Exercise text>
_ _ _
WW2: psychiatric procedures in the combat area (1944) is footage of real American active-duty soldiers during WW2 with "combat fatigue" getting interviewed by army therapists. I think that they did have the same accent and dialect as actors during that time. It might be a little disturbing but that's the only video I can think of.
I didn't read all the earlier answers...so i apologize if perhaps my comment has already been made: my impression is that the "accent" has multiple origins, and one of them is related to class status. I'm wondering if in fact this is the most basic source, and if the "accent" is more of an affectation than an actual accent, which we usually associate with a geographic region. The speech patterns that I hear in the old movies appears to me to mimic the speech patterns of the well to do of that era.
I wondered about this throughout my childhood while watching old movies in the afternoons at my grandmother's house. My impression was that the women adopted this affected speech far more often than the men (in one film, Natalie Wood speaks with the affectation and robert Redford speaks in a more "modern" pattern). Much later, looking at documentaries featuring the kennedy's, I noticed that Jacqueline Kennedy's accent seemed identical to the actresses of the 40's, 50's and 60's. Among older (people in their eighties and nineties), upper class people, we can still hear this accent, though among their children and grandchilden, speech now seems to resemble that of most of the rest of us....So my tentative conclusion has been that directors and producers during the earlier movie era saw this "high class" accent as the conventional speech to emulate and present to audiences.
_ _ _
Supplied entries>

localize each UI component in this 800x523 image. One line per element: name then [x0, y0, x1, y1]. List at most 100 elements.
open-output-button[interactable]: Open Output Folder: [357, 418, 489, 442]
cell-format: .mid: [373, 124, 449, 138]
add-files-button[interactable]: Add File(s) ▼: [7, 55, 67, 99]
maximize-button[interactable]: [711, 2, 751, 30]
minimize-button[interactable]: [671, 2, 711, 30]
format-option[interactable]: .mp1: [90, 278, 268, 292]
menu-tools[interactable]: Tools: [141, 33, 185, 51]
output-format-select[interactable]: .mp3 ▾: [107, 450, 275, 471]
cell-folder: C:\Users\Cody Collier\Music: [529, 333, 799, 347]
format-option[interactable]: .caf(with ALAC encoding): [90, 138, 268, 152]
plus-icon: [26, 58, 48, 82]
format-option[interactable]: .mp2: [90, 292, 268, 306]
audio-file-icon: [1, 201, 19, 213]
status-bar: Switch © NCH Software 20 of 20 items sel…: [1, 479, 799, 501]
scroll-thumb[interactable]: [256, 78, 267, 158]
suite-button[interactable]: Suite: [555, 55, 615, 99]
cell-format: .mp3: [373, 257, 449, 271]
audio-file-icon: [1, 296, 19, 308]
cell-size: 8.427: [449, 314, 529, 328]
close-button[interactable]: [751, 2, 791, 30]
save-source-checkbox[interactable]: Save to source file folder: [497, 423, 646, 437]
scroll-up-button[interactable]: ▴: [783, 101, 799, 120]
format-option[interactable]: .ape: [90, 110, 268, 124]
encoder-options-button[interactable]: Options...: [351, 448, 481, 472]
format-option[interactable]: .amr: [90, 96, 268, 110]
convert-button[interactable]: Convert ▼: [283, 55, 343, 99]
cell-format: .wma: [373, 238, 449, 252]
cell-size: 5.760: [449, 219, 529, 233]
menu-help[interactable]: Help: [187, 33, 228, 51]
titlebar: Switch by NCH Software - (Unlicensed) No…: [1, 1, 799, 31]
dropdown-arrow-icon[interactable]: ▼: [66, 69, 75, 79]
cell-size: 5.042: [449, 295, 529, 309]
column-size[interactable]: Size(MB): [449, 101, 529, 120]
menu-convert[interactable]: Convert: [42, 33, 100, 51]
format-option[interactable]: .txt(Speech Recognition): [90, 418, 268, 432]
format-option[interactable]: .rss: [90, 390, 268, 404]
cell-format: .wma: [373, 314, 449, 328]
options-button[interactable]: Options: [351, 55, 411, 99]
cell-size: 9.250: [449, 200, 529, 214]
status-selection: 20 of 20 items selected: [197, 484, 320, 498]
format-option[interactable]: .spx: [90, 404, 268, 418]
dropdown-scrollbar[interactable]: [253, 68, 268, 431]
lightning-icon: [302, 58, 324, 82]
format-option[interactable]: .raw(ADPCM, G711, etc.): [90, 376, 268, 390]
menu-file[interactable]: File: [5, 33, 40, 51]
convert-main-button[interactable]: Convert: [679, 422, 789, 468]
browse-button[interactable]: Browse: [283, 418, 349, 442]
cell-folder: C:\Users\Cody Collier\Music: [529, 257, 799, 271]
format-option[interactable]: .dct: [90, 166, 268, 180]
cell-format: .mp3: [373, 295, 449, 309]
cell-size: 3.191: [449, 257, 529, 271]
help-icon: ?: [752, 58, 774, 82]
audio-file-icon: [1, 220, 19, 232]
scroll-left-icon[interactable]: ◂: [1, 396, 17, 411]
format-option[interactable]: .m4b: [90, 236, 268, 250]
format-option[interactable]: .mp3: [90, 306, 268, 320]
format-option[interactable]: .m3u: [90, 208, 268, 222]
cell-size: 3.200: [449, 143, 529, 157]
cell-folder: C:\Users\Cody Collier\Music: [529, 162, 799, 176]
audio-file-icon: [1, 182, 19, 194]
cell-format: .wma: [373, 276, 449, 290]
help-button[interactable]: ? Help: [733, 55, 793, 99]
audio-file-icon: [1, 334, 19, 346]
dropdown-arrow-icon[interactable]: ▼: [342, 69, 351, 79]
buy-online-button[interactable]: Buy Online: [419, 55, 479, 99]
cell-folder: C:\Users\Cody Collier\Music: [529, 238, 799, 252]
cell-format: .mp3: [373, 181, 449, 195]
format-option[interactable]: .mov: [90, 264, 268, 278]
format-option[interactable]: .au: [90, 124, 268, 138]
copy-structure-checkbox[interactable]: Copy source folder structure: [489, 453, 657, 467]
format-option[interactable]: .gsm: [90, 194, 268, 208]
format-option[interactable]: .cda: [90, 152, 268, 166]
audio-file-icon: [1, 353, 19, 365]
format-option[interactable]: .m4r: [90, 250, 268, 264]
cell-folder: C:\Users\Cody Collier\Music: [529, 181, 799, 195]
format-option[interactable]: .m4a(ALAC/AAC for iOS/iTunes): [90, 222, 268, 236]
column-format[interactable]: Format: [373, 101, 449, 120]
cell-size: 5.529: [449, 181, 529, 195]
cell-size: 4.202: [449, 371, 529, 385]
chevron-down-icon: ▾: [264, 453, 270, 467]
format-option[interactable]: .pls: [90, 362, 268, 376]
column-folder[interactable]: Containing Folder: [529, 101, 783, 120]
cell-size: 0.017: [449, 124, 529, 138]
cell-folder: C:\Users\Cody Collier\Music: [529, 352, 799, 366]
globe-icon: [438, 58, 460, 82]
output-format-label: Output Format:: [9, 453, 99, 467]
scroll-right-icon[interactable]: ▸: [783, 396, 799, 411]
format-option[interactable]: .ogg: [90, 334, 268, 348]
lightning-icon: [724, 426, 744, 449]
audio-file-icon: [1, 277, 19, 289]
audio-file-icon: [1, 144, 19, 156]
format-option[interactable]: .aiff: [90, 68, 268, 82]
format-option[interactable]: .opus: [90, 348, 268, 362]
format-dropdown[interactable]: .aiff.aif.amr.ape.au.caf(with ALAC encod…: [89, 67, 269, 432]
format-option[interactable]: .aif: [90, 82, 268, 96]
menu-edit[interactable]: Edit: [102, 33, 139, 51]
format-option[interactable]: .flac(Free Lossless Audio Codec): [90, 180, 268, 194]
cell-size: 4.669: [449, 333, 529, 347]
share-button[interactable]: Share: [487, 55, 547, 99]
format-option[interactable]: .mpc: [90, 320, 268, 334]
_ _ _
Work instruction 1> In the text about old-movie accents, whose accent seemed identical to that of the actresses of the 40's, 50's and 60's?
Work instruction 2> Output the text about old-movie accents from "WW2: psychiatric procedures" up to and including "of that era.".
The items have no connection to the text about old-movie accents.

Exercise answer 1> Jacqueline Kennedy's

Exercise answer 2>
WW2: psychiatric procedures in the combat area (1944) is footage of real American active-duty soldiers during WW2 with "combat fatigue" getting interviewed by army therapists. I think that they did have the same accent and dialect as actors during that time. It might be a little disturbing but that's the only video I can think of.
I didn't read all the earlier answers...so i apologize if perhaps my comment has already been made: my impression is that the "accent" has multiple origins, and one of them is related to class status. I'm wondering if in fact this is the most basic source, and if the "accent" is more of an affectation than an actual accent, which we usually associate with a geographic region. The speech patterns that I hear in the old movies appears to me to mimic the speech patterns of the well to do of that era.